## The problem
Gather each line containing the string "Ohio" from these entries.

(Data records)
<<<<

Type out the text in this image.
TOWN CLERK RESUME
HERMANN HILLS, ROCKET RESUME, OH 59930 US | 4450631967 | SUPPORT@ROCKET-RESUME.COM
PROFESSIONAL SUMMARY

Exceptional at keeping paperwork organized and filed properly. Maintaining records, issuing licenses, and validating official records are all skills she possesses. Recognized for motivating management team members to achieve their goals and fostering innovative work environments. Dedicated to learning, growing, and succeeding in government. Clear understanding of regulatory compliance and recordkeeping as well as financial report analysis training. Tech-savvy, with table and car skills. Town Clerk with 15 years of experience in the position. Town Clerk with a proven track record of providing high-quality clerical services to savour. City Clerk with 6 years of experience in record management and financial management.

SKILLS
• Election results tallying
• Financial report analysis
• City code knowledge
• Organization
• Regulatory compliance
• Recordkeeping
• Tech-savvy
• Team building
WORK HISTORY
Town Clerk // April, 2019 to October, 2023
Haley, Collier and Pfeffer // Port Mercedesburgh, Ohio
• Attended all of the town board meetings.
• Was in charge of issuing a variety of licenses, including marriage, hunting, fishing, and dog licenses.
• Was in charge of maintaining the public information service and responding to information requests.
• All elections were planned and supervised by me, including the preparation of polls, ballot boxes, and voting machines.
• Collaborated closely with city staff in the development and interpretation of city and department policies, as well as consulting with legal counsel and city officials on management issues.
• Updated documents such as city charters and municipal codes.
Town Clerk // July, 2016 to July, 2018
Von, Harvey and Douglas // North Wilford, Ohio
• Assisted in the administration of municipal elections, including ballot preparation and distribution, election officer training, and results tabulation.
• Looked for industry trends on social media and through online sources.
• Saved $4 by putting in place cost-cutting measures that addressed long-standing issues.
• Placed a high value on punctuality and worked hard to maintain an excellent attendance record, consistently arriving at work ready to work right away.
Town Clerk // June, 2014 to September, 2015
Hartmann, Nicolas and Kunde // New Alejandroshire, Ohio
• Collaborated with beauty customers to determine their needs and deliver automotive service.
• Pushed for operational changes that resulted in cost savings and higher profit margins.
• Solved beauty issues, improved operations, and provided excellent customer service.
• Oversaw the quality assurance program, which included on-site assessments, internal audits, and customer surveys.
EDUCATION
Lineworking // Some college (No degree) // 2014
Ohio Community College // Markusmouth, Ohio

>>>>

## Output
Haley, Collier and Pfeffer // Port Mercedesburgh, Ohio
Von, Harvey and Douglas // North Wilford, Ohio
Hartmann, Nicolas and Kunde // New Alejandroshire, Ohio
Ohio Community College // Markusmouth, Ohio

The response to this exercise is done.